* RECORDS SHOWN
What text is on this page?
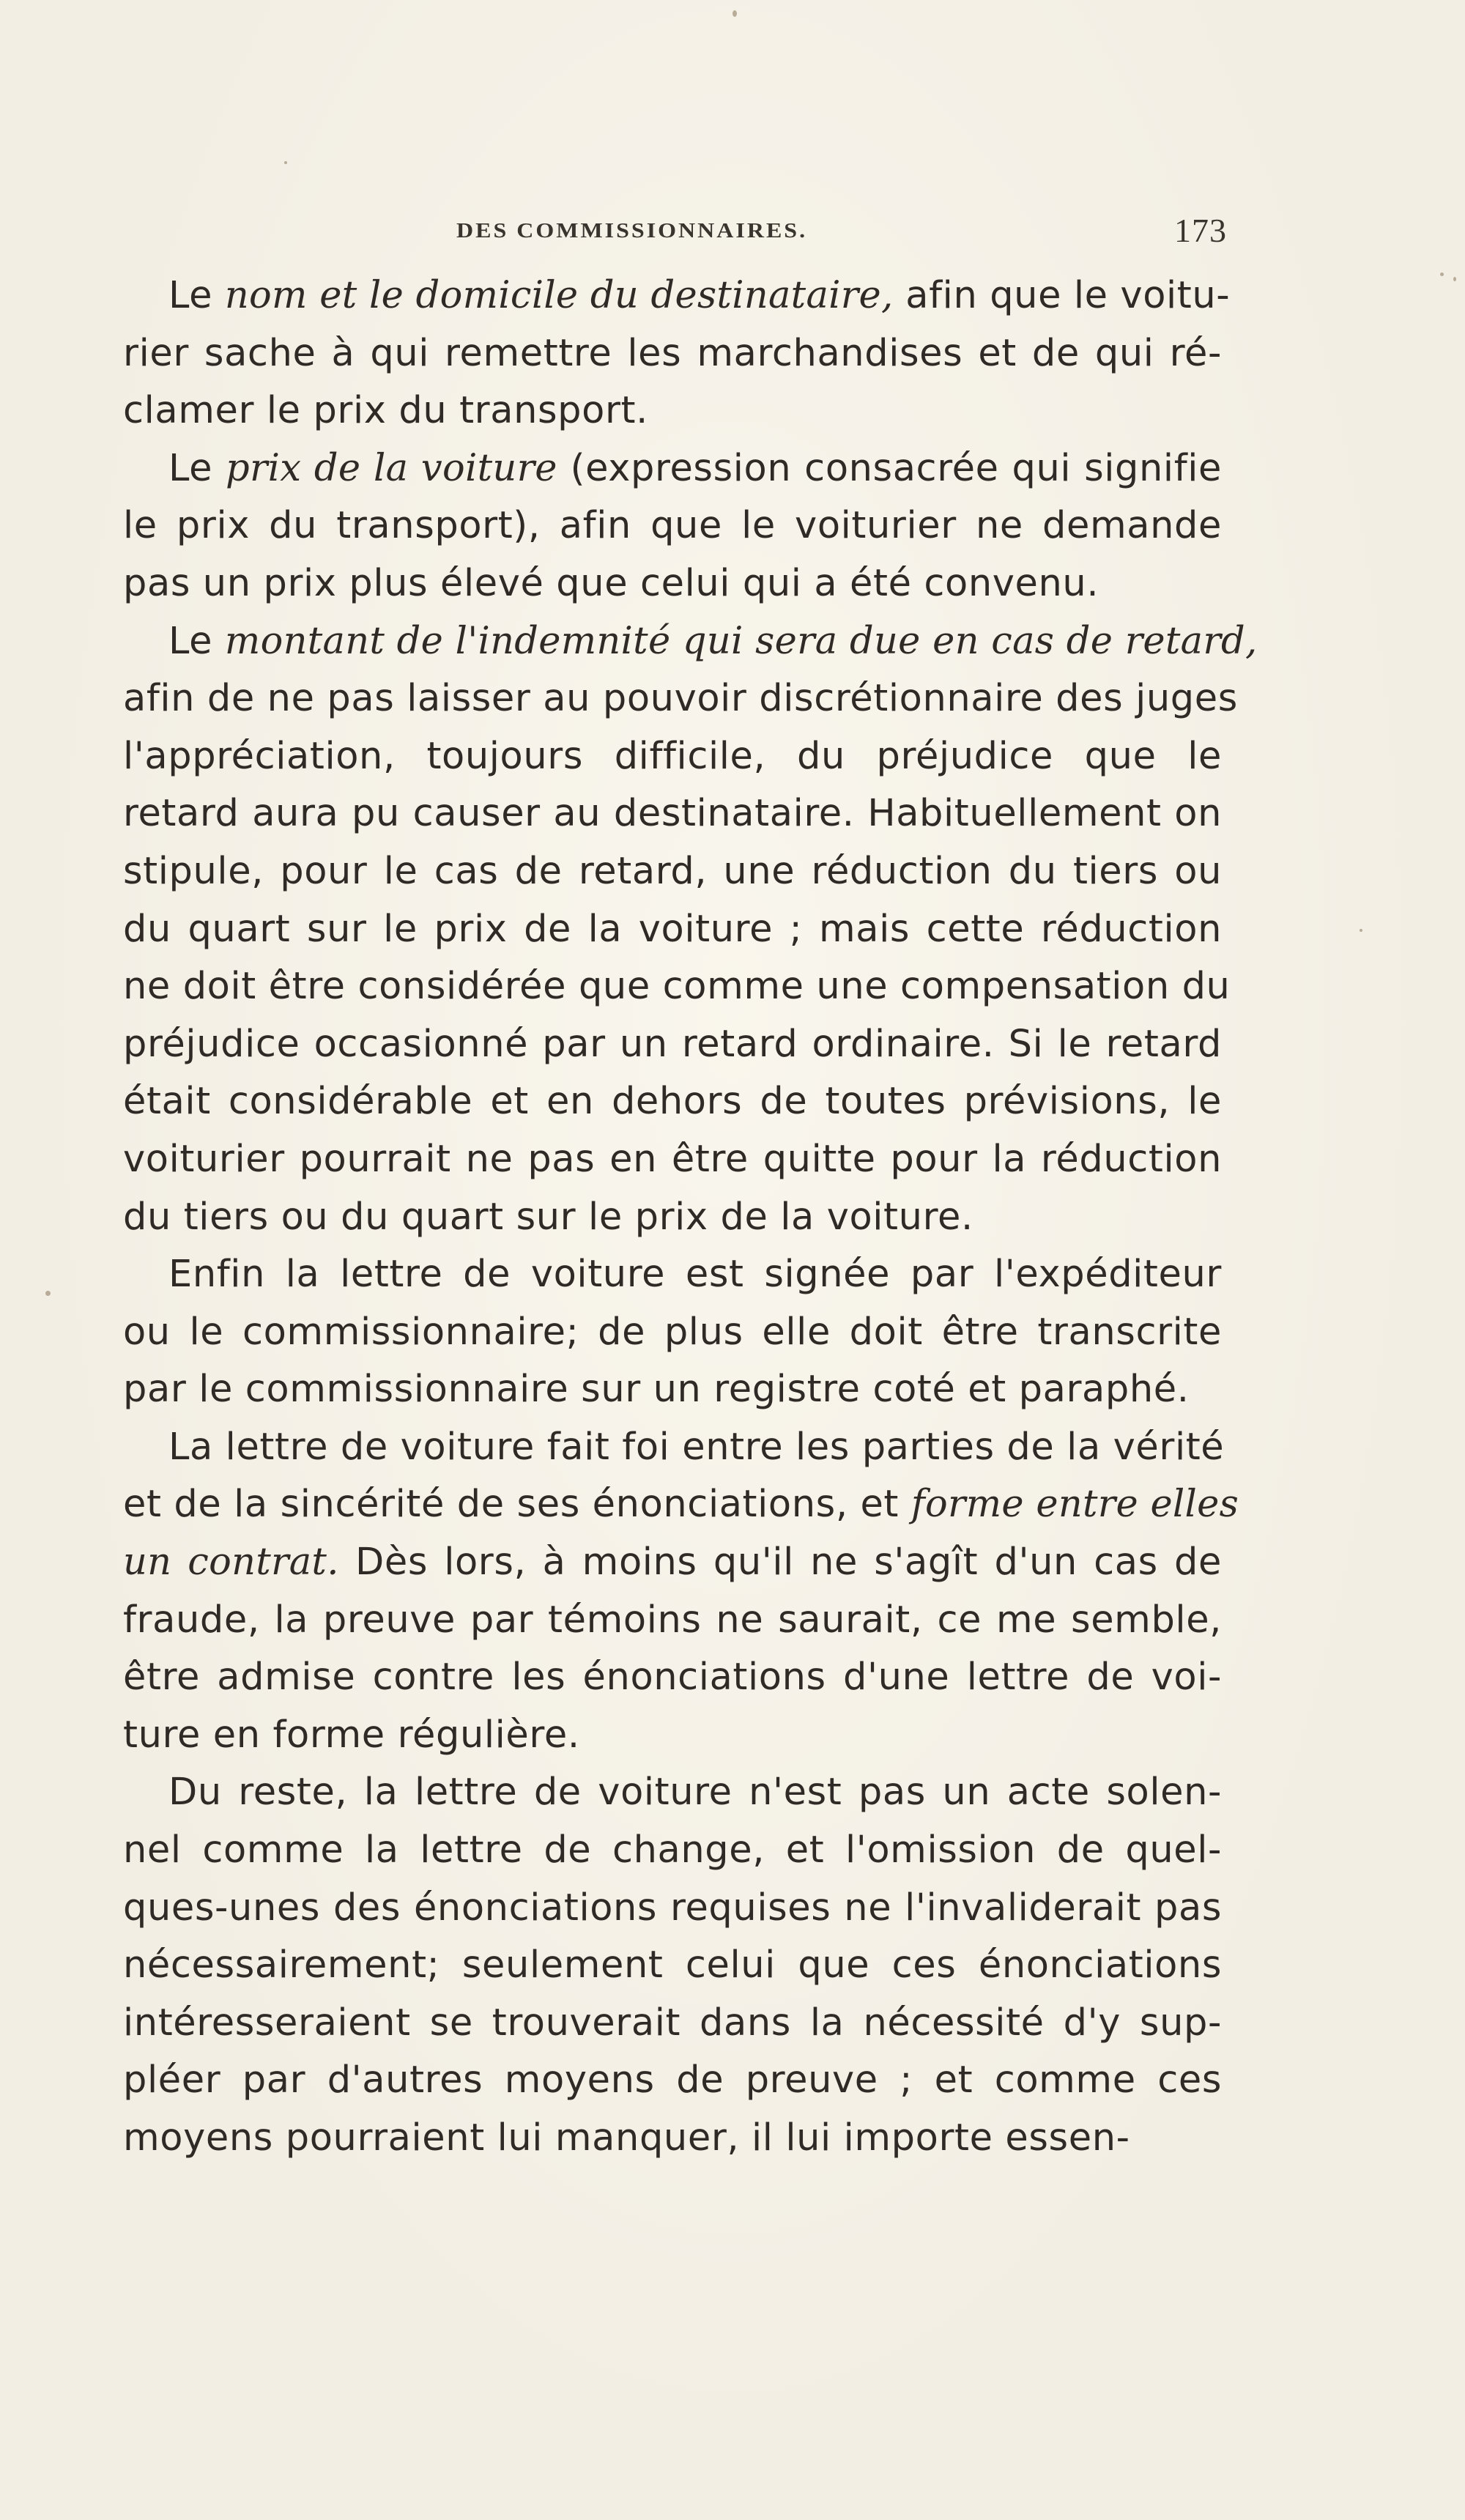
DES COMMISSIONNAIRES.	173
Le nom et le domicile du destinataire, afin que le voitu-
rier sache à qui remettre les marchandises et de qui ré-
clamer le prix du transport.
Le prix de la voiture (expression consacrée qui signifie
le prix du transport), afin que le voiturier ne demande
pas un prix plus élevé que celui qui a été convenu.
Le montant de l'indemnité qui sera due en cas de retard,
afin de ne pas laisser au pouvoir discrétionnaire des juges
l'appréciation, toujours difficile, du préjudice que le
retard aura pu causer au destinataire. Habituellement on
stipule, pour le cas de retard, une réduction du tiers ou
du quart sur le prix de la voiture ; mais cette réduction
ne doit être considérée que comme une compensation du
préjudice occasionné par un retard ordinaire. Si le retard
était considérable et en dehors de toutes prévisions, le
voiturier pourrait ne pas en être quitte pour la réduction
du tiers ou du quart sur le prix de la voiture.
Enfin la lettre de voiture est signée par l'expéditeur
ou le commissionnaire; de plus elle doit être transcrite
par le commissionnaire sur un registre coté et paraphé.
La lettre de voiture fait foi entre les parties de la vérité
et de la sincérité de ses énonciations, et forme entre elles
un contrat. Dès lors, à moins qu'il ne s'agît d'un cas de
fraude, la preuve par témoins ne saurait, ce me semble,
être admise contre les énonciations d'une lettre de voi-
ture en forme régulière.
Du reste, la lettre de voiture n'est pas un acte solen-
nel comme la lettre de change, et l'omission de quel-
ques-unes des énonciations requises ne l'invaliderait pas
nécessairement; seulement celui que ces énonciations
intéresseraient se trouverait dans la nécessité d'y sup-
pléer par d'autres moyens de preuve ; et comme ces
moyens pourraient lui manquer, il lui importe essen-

* WRITTEN PROBLEM
Are you able to set down all the lines above exactly, without any pictures?

* TASK ANSWER
What text is on this page?
DES COMMISSIONNAIRES.	173
Le nom et le domicile du destinataire, afin que le voitu-
rier sache à qui remettre les marchandises et de qui ré-
clamer le prix du transport.
Le prix de la voiture (expression consacrée qui signifie
le prix du transport), afin que le voiturier ne demande
pas un prix plus élevé que celui qui a été convenu.
Le montant de l'indemnité qui sera due en cas de retard,
afin de ne pas laisser au pouvoir discrétionnaire des juges
l'appréciation, toujours difficile, du préjudice que le
retard aura pu causer au destinataire. Habituellement on
stipule, pour le cas de retard, une réduction du tiers ou
du quart sur le prix de la voiture ; mais cette réduction
ne doit être considérée que comme une compensation du
préjudice occasionné par un retard ordinaire. Si le retard
était considérable et en dehors de toutes prévisions, le
voiturier pourrait ne pas en être quitte pour la réduction
du tiers ou du quart sur le prix de la voiture.
Enfin la lettre de voiture est signée par l'expéditeur
ou le commissionnaire; de plus elle doit être transcrite
par le commissionnaire sur un registre coté et paraphé.
La lettre de voiture fait foi entre les parties de la vérité
et de la sincérité de ses énonciations, et forme entre elles
un contrat. Dès lors, à moins qu'il ne s'agît d'un cas de
fraude, la preuve par témoins ne saurait, ce me semble,
être admise contre les énonciations d'une lettre de voi-
ture en forme régulière.
Du reste, la lettre de voiture n'est pas un acte solen-
nel comme la lettre de change, et l'omission de quel-
ques-unes des énonciations requises ne l'invaliderait pas
nécessairement; seulement celui que ces énonciations
intéresseraient se trouverait dans la nécessité d'y sup-
pléer par d'autres moyens de preuve ; et comme ces
moyens pourraient lui manquer, il lui importe essen-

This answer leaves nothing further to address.